▶ INSTRUCTIONS TO FOLLOW: Your task is to filter the data below down to the lines holding "detached".

(Excerpt from a dataset)
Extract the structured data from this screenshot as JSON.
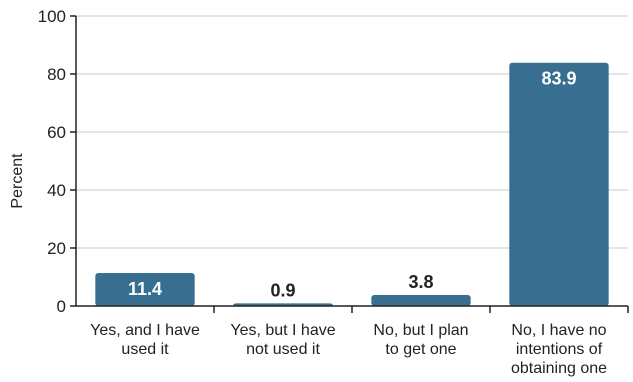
{
  "chart_data": {
    "type": "bar",
    "categories": [
      [
        "Yes, and I have",
        "used it"
      ],
      [
        "Yes, but I have",
        "not used it"
      ],
      [
        "No, but I plan",
        "to get one"
      ],
      [
        "No, I have no",
        "intentions of",
        "obtaining one"
      ]
    ],
    "values": [
      11.4,
      0.9,
      3.8,
      83.9
    ],
    "data_labels": [
      "11.4",
      "0.9",
      "3.8",
      "83.9"
    ],
    "ylabel": "Percent",
    "xlabel": "",
    "title": "",
    "ylim": [
      0,
      100
    ],
    "yticks": [
      0,
      20,
      40,
      60,
      80,
      100
    ],
    "grid": true,
    "legend": "none",
    "colors": {
      "bar": "#386f91",
      "grid": "#dcdcdc",
      "axis": "#222222",
      "label_inside": "#ffffff",
      "label_outside": "#222222"
    }
  }
}
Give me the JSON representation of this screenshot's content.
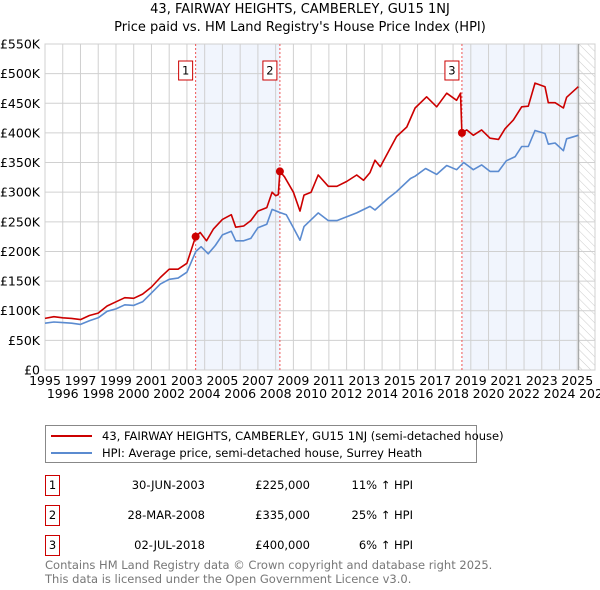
{
  "chart_data": {
    "type": "line",
    "title": "43, FAIRWAY HEIGHTS, CAMBERLEY, GU15 1NJ",
    "subtitle": "Price paid vs. HM Land Registry's House Price Index (HPI)",
    "xlim": [
      1995,
      2026
    ],
    "ylim": [
      0,
      550000
    ],
    "x_ticks": [
      "1995",
      "1996",
      "1997",
      "1998",
      "1999",
      "2000",
      "2001",
      "2002",
      "2003",
      "2004",
      "2005",
      "2006",
      "2007",
      "2008",
      "2009",
      "2010",
      "2011",
      "2012",
      "2013",
      "2014",
      "2015",
      "2016",
      "2017",
      "2018",
      "2019",
      "2020",
      "2021",
      "2022",
      "2023",
      "2024",
      "2025",
      "2026"
    ],
    "y_ticks": [
      {
        "value": 0,
        "label": "£0"
      },
      {
        "value": 50000,
        "label": "£50K"
      },
      {
        "value": 100000,
        "label": "£100K"
      },
      {
        "value": 150000,
        "label": "£150K"
      },
      {
        "value": 200000,
        "label": "£200K"
      },
      {
        "value": 250000,
        "label": "£250K"
      },
      {
        "value": 300000,
        "label": "£300K"
      },
      {
        "value": 350000,
        "label": "£350K"
      },
      {
        "value": 400000,
        "label": "£400K"
      },
      {
        "value": 450000,
        "label": "£450K"
      },
      {
        "value": 500000,
        "label": "£500K"
      },
      {
        "value": 550000,
        "label": "£550K"
      }
    ],
    "grid": true,
    "series": [
      {
        "name": "43, FAIRWAY HEIGHTS, CAMBERLEY, GU15 1NJ (semi-detached house)",
        "color": "#cc0000",
        "points": [
          [
            1995,
            87000
          ],
          [
            1995.5,
            90000
          ],
          [
            1996,
            88000
          ],
          [
            1996.5,
            87000
          ],
          [
            1997,
            85000
          ],
          [
            1997.5,
            92000
          ],
          [
            1998,
            96000
          ],
          [
            1998.5,
            108000
          ],
          [
            1999,
            115000
          ],
          [
            1999.5,
            122000
          ],
          [
            2000,
            121000
          ],
          [
            2000.5,
            128000
          ],
          [
            2001,
            140000
          ],
          [
            2001.5,
            156000
          ],
          [
            2002,
            170000
          ],
          [
            2002.5,
            170000
          ],
          [
            2003,
            180000
          ],
          [
            2003.49,
            225000
          ],
          [
            2003.75,
            232000
          ],
          [
            2004.1,
            218000
          ],
          [
            2004.5,
            238000
          ],
          [
            2005,
            254000
          ],
          [
            2005.5,
            262000
          ],
          [
            2005.75,
            241000
          ],
          [
            2006.2,
            243000
          ],
          [
            2006.6,
            252000
          ],
          [
            2007,
            268000
          ],
          [
            2007.5,
            274000
          ],
          [
            2007.8,
            300000
          ],
          [
            2008.0,
            294000
          ],
          [
            2008.15,
            296000
          ],
          [
            2008.24,
            335000
          ],
          [
            2008.5,
            326000
          ],
          [
            2009,
            300000
          ],
          [
            2009.37,
            268000
          ],
          [
            2009.6,
            295000
          ],
          [
            2010.0,
            300000
          ],
          [
            2010.4,
            329000
          ],
          [
            2010.97,
            310000
          ],
          [
            2011.45,
            310000
          ],
          [
            2012,
            318000
          ],
          [
            2012.57,
            329000
          ],
          [
            2012.95,
            320000
          ],
          [
            2013.32,
            333000
          ],
          [
            2013.6,
            354000
          ],
          [
            2013.9,
            343000
          ],
          [
            2014.35,
            368000
          ],
          [
            2014.82,
            394000
          ],
          [
            2015.39,
            410000
          ],
          [
            2015.86,
            442000
          ],
          [
            2016.51,
            461000
          ],
          [
            2017.08,
            444000
          ],
          [
            2017.64,
            467000
          ],
          [
            2018.2,
            455000
          ],
          [
            2018.42,
            467000
          ],
          [
            2018.5,
            400000
          ],
          [
            2018.77,
            405000
          ],
          [
            2019.14,
            396000
          ],
          [
            2019.61,
            405000
          ],
          [
            2020.08,
            391000
          ],
          [
            2020.56,
            389000
          ],
          [
            2020.93,
            407000
          ],
          [
            2021.4,
            422000
          ],
          [
            2021.87,
            444000
          ],
          [
            2022.24,
            445000
          ],
          [
            2022.62,
            484000
          ],
          [
            2023.18,
            478000
          ],
          [
            2023.37,
            451000
          ],
          [
            2023.75,
            451000
          ],
          [
            2024.22,
            442000
          ],
          [
            2024.4,
            460000
          ],
          [
            2025.06,
            478000
          ]
        ]
      },
      {
        "name": "HPI: Average price, semi-detached house, Surrey Heath",
        "color": "#5b8bd0",
        "points": [
          [
            1995,
            79000
          ],
          [
            1995.5,
            81000
          ],
          [
            1996,
            80000
          ],
          [
            1996.5,
            79000
          ],
          [
            1997,
            77000
          ],
          [
            1997.5,
            83000
          ],
          [
            1998,
            88000
          ],
          [
            1998.5,
            99000
          ],
          [
            1999,
            103000
          ],
          [
            1999.5,
            110000
          ],
          [
            2000,
            109000
          ],
          [
            2000.5,
            115000
          ],
          [
            2001,
            130000
          ],
          [
            2001.5,
            145000
          ],
          [
            2002,
            153000
          ],
          [
            2002.5,
            155000
          ],
          [
            2003,
            165000
          ],
          [
            2003.5,
            200000
          ],
          [
            2003.8,
            208000
          ],
          [
            2004.2,
            196000
          ],
          [
            2004.6,
            210000
          ],
          [
            2005,
            228000
          ],
          [
            2005.5,
            234000
          ],
          [
            2005.75,
            218000
          ],
          [
            2006.2,
            218000
          ],
          [
            2006.6,
            222000
          ],
          [
            2007,
            240000
          ],
          [
            2007.5,
            246000
          ],
          [
            2007.8,
            271000
          ],
          [
            2008.2,
            266000
          ],
          [
            2008.6,
            262000
          ],
          [
            2009,
            240000
          ],
          [
            2009.37,
            219000
          ],
          [
            2009.6,
            242000
          ],
          [
            2010.4,
            265000
          ],
          [
            2010.97,
            252000
          ],
          [
            2011.45,
            252000
          ],
          [
            2012.57,
            265000
          ],
          [
            2013.32,
            276000
          ],
          [
            2013.6,
            270000
          ],
          [
            2014.35,
            290000
          ],
          [
            2014.82,
            301000
          ],
          [
            2015.6,
            323000
          ],
          [
            2015.86,
            327000
          ],
          [
            2016.45,
            340000
          ],
          [
            2017.08,
            330000
          ],
          [
            2017.64,
            345000
          ],
          [
            2018.2,
            338000
          ],
          [
            2018.6,
            350000
          ],
          [
            2019.14,
            338000
          ],
          [
            2019.61,
            346000
          ],
          [
            2020.08,
            335000
          ],
          [
            2020.56,
            335000
          ],
          [
            2021.0,
            353000
          ],
          [
            2021.5,
            360000
          ],
          [
            2021.87,
            377000
          ],
          [
            2022.24,
            377000
          ],
          [
            2022.62,
            404000
          ],
          [
            2023.18,
            399000
          ],
          [
            2023.37,
            381000
          ],
          [
            2023.75,
            383000
          ],
          [
            2024.22,
            370000
          ],
          [
            2024.4,
            390000
          ],
          [
            2025.06,
            396000
          ]
        ]
      }
    ],
    "sales": [
      {
        "label": "1",
        "x": 2003.49,
        "value": 225000
      },
      {
        "label": "2",
        "x": 2008.24,
        "value": 335000
      },
      {
        "label": "3",
        "x": 2018.5,
        "value": 400000
      }
    ],
    "shaded_ranges": [
      [
        2003.49,
        2008.24
      ],
      [
        2018.5,
        2025.08
      ]
    ],
    "data_end": 2025.08,
    "legend_placement": "below"
  },
  "legend": {
    "items": [
      {
        "label": "43, FAIRWAY HEIGHTS, CAMBERLEY, GU15 1NJ (semi-detached house)",
        "color": "#cc0000"
      },
      {
        "label": "HPI: Average price, semi-detached house, Surrey Heath",
        "color": "#5b8bd0"
      }
    ]
  },
  "table": [
    {
      "num": "1",
      "date": "30-JUN-2003",
      "price": "£225,000",
      "hpi": "11% ↑ HPI"
    },
    {
      "num": "2",
      "date": "28-MAR-2008",
      "price": "£335,000",
      "hpi": "25% ↑ HPI"
    },
    {
      "num": "3",
      "date": "02-JUL-2018",
      "price": "£400,000",
      "hpi": "6% ↑ HPI"
    }
  ],
  "footer": {
    "line1": "Contains HM Land Registry data © Crown copyright and database right 2025.",
    "line2": "This data is licensed under the Open Government Licence v3.0."
  }
}
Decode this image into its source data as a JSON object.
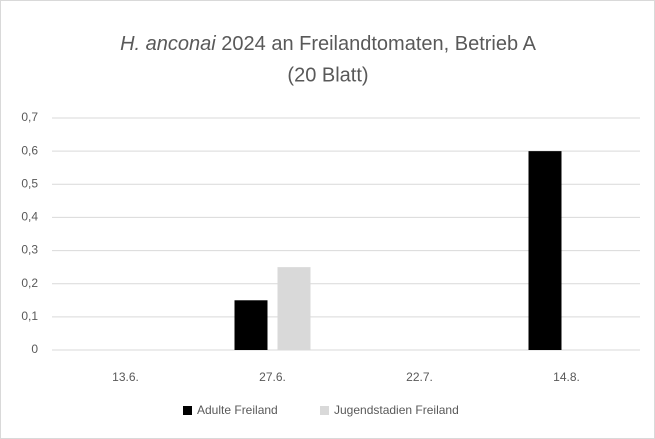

▶ TASK RESULT:
        "name": "43, FAIRWAY HEIGHTS, CAMBERLEY, GU15 1NJ (semi-detached house)",
        "name": "HPI: Average price, semi-detached house, Surrey Heath",
        "label": "43, FAIRWAY HEIGHTS, CAMBERLEY, GU15 1NJ (semi-detached house)",
        "label": "HPI: Average price, semi-detached house, Surrey Heath",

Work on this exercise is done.